**To be done**
Retype each entry below, keeping every character the same.

Extracted records
* * * * * * *

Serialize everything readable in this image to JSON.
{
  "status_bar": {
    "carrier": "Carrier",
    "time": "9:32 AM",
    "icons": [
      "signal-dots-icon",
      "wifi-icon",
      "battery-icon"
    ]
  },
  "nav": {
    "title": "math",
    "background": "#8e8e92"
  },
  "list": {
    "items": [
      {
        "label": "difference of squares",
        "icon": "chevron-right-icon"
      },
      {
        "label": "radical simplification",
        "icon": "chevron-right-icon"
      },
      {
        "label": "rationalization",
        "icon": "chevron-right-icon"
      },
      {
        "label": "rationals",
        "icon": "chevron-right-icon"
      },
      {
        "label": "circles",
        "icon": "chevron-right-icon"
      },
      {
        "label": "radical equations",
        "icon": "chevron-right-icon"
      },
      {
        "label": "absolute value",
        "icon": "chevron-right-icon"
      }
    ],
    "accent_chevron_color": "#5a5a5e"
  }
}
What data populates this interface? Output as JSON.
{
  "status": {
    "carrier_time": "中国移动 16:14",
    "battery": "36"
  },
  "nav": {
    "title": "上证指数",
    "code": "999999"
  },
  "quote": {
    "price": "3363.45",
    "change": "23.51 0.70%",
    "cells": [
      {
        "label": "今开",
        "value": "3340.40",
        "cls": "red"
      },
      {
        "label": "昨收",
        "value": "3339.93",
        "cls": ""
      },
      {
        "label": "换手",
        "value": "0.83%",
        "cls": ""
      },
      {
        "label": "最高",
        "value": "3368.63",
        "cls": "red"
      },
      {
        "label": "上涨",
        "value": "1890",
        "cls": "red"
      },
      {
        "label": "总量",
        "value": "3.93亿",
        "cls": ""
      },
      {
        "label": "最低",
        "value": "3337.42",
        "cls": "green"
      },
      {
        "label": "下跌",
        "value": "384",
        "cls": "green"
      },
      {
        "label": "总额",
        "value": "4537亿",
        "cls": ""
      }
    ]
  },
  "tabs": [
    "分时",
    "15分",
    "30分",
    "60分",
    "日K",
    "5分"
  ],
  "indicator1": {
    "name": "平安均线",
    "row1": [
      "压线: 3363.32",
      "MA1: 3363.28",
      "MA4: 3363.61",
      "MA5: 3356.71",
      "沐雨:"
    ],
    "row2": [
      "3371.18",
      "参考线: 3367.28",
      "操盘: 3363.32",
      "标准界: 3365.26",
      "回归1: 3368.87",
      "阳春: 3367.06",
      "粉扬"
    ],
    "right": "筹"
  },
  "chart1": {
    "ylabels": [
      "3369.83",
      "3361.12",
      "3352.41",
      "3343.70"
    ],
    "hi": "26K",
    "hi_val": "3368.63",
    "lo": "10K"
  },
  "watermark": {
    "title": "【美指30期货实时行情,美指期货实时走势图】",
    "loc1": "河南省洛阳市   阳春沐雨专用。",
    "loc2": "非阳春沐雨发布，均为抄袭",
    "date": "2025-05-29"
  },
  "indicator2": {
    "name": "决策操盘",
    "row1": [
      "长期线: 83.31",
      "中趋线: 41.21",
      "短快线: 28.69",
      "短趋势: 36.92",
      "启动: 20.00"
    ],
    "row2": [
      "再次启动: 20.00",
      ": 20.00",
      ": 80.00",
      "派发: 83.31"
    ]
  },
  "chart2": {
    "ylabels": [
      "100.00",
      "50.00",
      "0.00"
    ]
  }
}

* * * * * * *

**Solution for this task**
Serialize everything readable in this image to JSON.
{
  "status_bar": {
    "carrier": "Carrier",
    "time": "9:32 AM",
    "icons": [
      "signal-dots-icon",
      "wifi-icon",
      "battery-icon"
    ]
  },
  "nav": {
    "title": "math",
    "background": "#8e8e92"
  },
  "list": {
    "items": [
      {
        "label": "difference of squares",
        "icon": "chevron-right-icon"
      },
      {
        "label": "radical simplification",
        "icon": "chevron-right-icon"
      },
      {
        "label": "rationalization",
        "icon": "chevron-right-icon"
      },
      {
        "label": "rationals",
        "icon": "chevron-right-icon"
      },
      {
        "label": "circles",
        "icon": "chevron-right-icon"
      },
      {
        "label": "radical equations",
        "icon": "chevron-right-icon"
      },
      {
        "label": "absolute value",
        "icon": "chevron-right-icon"
      }
    ],
    "accent_chevron_color": "#5a5a5e"
  }
}
What data populates this interface? Output as JSON.
{
  "status": {
    "carrier_time": "中国移动 16:14",
    "battery": "36"
  },
  "nav": {
    "title": "上证指数",
    "code": "999999"
  },
  "quote": {
    "price": "3363.45",
    "change": "23.51 0.70%",
    "cells": [
      {
        "label": "今开",
        "value": "3340.40",
        "cls": "red"
      },
      {
        "label": "昨收",
        "value": "3339.93",
        "cls": ""
      },
      {
        "label": "换手",
        "value": "0.83%",
        "cls": ""
      },
      {
        "label": "最高",
        "value": "3368.63",
        "cls": "red"
      },
      {
        "label": "上涨",
        "value": "1890",
        "cls": "red"
      },
      {
        "label": "总量",
        "value": "3.93亿",
        "cls": ""
      },
      {
        "label": "最低",
        "value": "3337.42",
        "cls": "green"
      },
      {
        "label": "下跌",
        "value": "384",
        "cls": "green"
      },
      {
        "label": "总额",
        "value": "4537亿",
        "cls": ""
      }
    ]
  },
  "tabs": [
    "分时",
    "15分",
    "30分",
    "60分",
    "日K",
    "5分"
  ],
  "indicator1": {
    "name": "平安均线",
    "row1": [
      "压线: 3363.32",
      "MA1: 3363.28",
      "MA4: 3363.61",
      "MA5: 3356.71",
      "沐雨:"
    ],
    "row2": [
      "3371.18",
      "参考线: 3367.28",
      "操盘: 3363.32",
      "标准界: 3365.26",
      "回归1: 3368.87",
      "阳春: 3367.06",
      "粉扬"
    ],
    "right": "筹"
  },
  "chart1": {
    "ylabels": [
      "3369.83",
      "3361.12",
      "3352.41",
      "3343.70"
    ],
    "hi": "26K",
    "hi_val": "3368.63",
    "lo": "10K"
  },
  "watermark": {
    "title": "【美指30期货实时行情,美指期货实时走势图】",
    "loc1": "河南省洛阳市   阳春沐雨专用。",
    "loc2": "非阳春沐雨发布，均为抄袭",
    "date": "2025-05-29"
  },
  "indicator2": {
    "name": "决策操盘",
    "row1": [
      "长期线: 83.31",
      "中趋线: 41.21",
      "短快线: 28.69",
      "短趋势: 36.92",
      "启动: 20.00"
    ],
    "row2": [
      "再次启动: 20.00",
      ": 20.00",
      ": 80.00",
      "派发: 83.31"
    ]
  },
  "chart2": {
    "ylabels": [
      "100.00",
      "50.00",
      "0.00"
    ]
  }
}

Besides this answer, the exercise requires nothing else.